## CONSEGNA
Risponda brevemente, in base al brano su Tamagnini e Fsi, alle seguenti domande.
1. Di quale società Tamagnini è presidente del consiglio di sorveglianza?
2. Con quale società è stata integrata Sia?
3. In quale società Fsi ha fatto un ottimo profitto investendo?

## BRANO DI LETTURA
===============
Non molti sanno che Tamagnini è presidente del consiglio di sorveglianza di StMicroelectronics, la jv Italia-Francia, leader nella produzione di chip essenziali per ogni sviluppo e utilizzo del digitale. StMicro ha un valore in borsa di oltre 25 miliardi, un campione europeo, che ha stabilimenti straordinari a Catania, in Sicilia. Con la stella polare del grande gruppo italo-francese, uno dei pochi se non l’unico che funziona, Tamagnini e il suo staff hanno dato vita prima di Icon ad altre operazioni brillantissime sulla strada di consentire all’Italia di evolversi nella tecnologia e concorrere a livello internazionale. Sono stati gli iniziatori di quanto è ora Open Fiber, per la quale si spera possa avvenire l’integrazione con la fibra di Telecom, sì da far arrivare la banda larga in tutt’Italia. Ma l’operazione più importante in assoluto è stata la integrazione di Sia (di cui Fsi era in passato socio) con Nexi, creando una delle principali strutture al mondo per i sistemi di pagamento, che hanno nelle carte di credito l’attività più visibile ma non unica.
«Fsi ha fatto un ottimo profitto investendo in Cedacri, ma larga parte del guadagno lo reinvestiamo in Icon perché è fondamentale che l’Italia abbia un operatore globale nel campo dei dati, delle informazioni e delle analisi finanziarie», dice Tamagnini.
Proprio così, perché c’è da favorire l’investimento dell’enorme risparmio italiano in primo luogo in Italia. Senza benzina, non c’è sviluppo.
===============
## Dati per la previsione dei riquadri di delimitazione
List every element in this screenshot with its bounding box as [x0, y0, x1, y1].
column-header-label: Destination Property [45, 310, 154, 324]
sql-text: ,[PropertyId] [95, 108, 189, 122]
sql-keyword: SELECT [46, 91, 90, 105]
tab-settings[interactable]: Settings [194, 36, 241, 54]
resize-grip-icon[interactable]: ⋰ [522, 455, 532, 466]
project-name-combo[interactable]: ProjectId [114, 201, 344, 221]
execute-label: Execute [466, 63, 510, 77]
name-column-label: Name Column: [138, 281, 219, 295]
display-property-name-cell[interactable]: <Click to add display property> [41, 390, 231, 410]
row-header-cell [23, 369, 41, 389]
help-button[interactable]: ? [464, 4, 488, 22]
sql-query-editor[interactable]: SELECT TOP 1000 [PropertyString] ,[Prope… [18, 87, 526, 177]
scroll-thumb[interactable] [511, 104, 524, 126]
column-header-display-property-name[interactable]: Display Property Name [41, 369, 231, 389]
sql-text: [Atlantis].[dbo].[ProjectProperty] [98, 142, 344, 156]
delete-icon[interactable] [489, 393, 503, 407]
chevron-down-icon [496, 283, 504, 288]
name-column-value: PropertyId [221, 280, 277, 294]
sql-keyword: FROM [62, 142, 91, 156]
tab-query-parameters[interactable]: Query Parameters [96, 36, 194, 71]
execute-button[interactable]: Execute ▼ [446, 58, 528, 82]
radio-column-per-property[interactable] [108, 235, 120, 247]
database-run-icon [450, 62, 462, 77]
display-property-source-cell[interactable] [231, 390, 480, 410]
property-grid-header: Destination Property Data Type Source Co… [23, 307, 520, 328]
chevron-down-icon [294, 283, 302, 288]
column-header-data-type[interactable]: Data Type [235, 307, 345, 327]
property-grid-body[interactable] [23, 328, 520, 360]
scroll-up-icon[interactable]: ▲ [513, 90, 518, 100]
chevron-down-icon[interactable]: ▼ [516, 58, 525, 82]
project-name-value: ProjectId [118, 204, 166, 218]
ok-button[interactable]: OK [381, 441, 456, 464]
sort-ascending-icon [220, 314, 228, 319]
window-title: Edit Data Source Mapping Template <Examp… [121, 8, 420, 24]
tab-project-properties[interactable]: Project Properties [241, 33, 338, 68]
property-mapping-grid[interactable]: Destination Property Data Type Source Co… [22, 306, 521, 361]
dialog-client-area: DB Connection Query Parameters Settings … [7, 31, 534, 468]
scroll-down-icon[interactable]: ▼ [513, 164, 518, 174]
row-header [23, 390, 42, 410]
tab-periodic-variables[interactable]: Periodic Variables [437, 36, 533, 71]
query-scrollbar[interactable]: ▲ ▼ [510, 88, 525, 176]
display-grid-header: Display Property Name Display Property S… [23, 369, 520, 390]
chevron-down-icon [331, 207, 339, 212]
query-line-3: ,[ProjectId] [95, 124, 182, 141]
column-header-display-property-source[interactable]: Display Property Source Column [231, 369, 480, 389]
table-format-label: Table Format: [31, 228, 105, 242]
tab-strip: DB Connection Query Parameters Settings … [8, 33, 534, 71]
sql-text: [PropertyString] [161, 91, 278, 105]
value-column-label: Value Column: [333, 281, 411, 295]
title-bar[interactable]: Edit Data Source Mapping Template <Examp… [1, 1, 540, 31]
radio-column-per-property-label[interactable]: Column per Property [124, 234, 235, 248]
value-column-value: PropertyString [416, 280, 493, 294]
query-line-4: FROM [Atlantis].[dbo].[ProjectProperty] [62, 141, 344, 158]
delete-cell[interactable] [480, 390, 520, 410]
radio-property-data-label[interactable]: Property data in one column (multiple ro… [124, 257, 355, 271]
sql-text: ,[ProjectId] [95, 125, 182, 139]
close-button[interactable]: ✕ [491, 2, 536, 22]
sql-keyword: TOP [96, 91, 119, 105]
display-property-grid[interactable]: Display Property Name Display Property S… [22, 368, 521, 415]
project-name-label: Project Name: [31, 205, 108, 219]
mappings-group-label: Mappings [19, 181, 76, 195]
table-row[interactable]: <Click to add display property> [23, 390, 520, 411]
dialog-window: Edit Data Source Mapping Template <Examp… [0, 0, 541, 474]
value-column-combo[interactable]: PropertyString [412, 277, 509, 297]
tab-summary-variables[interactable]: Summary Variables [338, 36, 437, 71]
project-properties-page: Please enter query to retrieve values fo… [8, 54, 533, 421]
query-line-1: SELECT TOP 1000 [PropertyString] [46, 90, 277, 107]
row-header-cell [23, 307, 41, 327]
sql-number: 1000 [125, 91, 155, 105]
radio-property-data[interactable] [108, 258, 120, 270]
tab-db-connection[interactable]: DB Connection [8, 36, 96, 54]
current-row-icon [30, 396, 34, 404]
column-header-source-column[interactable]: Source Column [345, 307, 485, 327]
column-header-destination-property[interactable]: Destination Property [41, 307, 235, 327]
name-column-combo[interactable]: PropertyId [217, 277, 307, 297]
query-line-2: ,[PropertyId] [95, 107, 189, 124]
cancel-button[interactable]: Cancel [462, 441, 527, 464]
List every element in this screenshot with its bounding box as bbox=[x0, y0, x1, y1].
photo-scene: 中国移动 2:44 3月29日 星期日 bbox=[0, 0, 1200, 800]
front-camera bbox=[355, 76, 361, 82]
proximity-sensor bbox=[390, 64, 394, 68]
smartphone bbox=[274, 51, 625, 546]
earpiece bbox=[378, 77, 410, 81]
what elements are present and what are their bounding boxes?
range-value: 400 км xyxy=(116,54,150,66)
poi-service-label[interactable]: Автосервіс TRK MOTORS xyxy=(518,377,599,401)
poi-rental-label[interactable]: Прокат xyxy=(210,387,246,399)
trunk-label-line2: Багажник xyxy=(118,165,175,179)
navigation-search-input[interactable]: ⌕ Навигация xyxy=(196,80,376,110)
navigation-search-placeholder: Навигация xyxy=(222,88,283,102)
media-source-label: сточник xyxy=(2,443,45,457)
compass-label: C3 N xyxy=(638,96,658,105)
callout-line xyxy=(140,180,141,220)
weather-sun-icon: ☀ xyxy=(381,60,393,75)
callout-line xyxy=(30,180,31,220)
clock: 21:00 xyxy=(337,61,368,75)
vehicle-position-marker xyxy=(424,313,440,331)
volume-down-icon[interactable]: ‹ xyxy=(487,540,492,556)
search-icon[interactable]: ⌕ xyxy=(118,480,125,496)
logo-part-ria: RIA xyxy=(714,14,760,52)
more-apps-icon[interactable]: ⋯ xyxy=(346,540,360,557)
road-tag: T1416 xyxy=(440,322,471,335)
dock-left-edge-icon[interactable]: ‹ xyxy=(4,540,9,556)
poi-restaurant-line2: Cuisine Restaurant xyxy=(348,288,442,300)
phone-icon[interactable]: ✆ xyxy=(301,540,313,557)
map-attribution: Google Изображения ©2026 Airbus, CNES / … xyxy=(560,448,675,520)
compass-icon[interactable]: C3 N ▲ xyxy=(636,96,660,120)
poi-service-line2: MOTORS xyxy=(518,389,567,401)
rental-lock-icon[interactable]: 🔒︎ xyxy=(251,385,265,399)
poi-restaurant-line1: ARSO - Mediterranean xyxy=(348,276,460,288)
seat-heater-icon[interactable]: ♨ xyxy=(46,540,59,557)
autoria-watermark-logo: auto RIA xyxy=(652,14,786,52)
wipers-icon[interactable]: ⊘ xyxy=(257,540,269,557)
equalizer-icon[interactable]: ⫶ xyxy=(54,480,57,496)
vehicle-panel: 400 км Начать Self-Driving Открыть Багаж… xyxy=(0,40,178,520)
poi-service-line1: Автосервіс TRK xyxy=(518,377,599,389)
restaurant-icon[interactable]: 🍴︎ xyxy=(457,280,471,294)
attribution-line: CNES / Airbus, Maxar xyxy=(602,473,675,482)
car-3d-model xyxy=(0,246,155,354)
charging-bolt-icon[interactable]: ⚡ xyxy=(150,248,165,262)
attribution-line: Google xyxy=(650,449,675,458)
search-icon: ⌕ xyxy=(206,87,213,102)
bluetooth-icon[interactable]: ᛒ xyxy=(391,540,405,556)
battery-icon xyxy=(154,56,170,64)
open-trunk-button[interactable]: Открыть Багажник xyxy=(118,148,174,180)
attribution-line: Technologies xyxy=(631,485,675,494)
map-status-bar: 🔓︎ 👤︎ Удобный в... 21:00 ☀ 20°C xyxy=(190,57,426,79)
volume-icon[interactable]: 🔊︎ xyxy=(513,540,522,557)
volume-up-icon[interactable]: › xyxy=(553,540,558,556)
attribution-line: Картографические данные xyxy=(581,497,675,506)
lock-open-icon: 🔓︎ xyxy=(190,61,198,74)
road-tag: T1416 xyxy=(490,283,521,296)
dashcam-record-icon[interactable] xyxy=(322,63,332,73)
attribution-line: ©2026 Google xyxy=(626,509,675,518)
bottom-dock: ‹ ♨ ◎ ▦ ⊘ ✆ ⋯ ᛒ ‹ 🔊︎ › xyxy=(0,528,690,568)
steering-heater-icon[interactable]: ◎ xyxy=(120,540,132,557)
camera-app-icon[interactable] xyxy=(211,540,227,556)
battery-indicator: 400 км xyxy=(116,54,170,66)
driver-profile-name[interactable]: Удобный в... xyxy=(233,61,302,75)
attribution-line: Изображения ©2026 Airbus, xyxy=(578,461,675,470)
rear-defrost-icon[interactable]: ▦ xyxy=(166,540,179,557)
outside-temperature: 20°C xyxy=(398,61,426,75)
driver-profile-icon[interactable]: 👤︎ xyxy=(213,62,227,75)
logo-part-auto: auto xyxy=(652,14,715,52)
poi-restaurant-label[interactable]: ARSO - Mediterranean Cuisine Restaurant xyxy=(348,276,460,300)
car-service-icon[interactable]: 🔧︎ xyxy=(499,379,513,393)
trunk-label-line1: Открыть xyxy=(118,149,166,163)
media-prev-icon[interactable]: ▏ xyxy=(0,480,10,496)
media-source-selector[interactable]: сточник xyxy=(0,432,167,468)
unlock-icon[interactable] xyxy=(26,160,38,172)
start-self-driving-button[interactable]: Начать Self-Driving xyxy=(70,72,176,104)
===============
## RISPOSTA
1. StMicroelectronics.
2. Nexi.
3. Cedacri.